===== RECORDS FOR PROCESSING =====

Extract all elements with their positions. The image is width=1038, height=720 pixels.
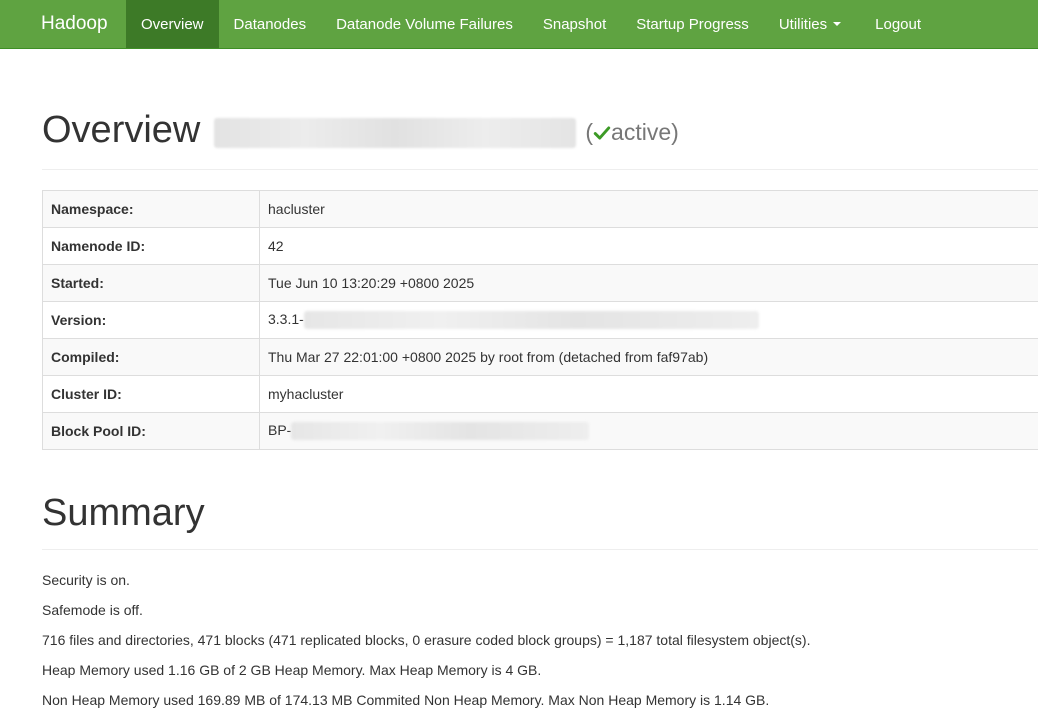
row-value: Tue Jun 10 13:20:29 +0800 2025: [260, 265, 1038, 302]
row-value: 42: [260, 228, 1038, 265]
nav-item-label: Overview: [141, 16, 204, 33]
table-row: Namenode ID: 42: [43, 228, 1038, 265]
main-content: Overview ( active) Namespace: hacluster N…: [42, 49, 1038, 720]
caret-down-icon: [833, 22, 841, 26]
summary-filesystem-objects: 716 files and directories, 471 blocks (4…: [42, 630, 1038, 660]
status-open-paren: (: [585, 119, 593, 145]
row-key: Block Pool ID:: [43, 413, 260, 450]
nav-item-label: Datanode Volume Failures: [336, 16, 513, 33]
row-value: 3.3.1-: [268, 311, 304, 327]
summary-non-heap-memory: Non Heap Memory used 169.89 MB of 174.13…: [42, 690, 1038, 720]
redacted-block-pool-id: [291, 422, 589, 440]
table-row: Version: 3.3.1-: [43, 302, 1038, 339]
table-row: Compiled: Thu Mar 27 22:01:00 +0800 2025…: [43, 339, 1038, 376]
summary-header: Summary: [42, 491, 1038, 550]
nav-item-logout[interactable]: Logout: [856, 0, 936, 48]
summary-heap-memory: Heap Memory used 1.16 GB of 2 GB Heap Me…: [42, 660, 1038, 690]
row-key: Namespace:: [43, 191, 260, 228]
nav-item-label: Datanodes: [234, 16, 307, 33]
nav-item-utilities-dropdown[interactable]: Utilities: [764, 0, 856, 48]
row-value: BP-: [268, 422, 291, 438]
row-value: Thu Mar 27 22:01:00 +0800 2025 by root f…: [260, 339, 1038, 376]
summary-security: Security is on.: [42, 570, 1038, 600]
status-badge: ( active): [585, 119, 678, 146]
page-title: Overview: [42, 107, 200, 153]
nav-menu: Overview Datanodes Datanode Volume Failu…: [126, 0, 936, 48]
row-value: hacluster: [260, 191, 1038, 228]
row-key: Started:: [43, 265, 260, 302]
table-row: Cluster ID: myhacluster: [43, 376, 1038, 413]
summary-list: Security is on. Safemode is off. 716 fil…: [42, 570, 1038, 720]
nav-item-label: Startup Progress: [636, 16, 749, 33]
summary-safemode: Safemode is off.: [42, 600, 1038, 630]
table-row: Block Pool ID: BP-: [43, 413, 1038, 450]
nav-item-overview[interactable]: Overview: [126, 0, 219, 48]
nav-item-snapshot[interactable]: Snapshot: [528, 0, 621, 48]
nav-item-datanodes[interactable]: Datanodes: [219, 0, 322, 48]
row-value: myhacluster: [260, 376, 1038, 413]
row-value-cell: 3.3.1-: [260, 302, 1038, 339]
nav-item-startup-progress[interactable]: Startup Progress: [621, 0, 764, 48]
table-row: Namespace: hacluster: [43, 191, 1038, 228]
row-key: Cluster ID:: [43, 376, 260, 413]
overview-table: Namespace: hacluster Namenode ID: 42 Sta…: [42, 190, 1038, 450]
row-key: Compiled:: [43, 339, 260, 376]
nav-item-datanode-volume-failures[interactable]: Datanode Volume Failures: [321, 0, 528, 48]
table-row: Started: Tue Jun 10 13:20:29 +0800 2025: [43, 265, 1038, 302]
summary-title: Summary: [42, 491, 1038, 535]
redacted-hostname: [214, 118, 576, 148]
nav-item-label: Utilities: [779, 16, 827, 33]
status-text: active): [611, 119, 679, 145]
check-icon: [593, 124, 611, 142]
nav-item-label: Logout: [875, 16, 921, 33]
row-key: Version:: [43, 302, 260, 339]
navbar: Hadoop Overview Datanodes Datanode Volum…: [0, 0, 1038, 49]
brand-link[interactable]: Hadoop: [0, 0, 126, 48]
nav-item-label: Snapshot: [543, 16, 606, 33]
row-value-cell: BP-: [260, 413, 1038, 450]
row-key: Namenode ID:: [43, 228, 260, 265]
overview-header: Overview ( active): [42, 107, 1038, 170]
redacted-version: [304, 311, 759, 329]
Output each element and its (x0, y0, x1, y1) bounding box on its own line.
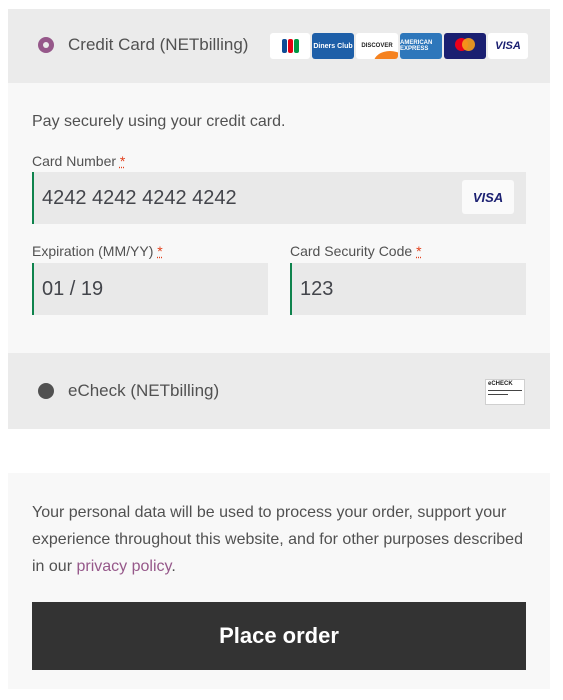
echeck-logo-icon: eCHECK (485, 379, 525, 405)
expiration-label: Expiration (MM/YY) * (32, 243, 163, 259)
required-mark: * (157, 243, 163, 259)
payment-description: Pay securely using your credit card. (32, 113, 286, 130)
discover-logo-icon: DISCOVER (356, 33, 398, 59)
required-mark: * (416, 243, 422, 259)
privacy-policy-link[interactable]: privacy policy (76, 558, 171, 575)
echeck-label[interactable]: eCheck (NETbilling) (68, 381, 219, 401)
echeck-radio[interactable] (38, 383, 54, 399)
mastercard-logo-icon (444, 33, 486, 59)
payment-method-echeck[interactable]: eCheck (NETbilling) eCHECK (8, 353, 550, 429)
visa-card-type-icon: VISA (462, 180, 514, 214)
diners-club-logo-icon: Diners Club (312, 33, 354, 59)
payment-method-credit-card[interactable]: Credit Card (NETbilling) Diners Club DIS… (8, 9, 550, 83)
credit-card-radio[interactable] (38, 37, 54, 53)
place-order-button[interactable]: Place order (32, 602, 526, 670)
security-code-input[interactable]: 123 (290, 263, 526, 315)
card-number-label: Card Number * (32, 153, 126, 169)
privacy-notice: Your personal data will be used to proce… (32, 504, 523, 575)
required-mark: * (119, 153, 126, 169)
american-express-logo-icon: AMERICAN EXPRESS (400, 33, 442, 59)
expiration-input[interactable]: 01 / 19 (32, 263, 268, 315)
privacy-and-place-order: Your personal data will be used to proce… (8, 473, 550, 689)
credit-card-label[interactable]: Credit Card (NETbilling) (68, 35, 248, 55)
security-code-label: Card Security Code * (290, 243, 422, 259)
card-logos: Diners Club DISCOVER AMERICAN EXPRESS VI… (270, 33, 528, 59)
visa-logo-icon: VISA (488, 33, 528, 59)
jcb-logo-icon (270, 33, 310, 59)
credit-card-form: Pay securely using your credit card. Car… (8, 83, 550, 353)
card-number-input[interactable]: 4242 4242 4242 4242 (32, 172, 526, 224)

=====

- [YOUR GOAL]:
Locate each line in the entries above that contains the string "NETbilling", and copy every such line.

- [OUTPUT FOR THIS TASK]:
echeck-label[interactable]: eCheck (NETbilling) (68, 381, 219, 401)
payment-method-echeck[interactable]: eCheck (NETbilling) eCHECK (8, 353, 550, 429)
payment-method-credit-card[interactable]: Credit Card (NETbilling) Diners Club DIS… (8, 9, 550, 83)
credit-card-label[interactable]: Credit Card (NETbilling) (68, 35, 248, 55)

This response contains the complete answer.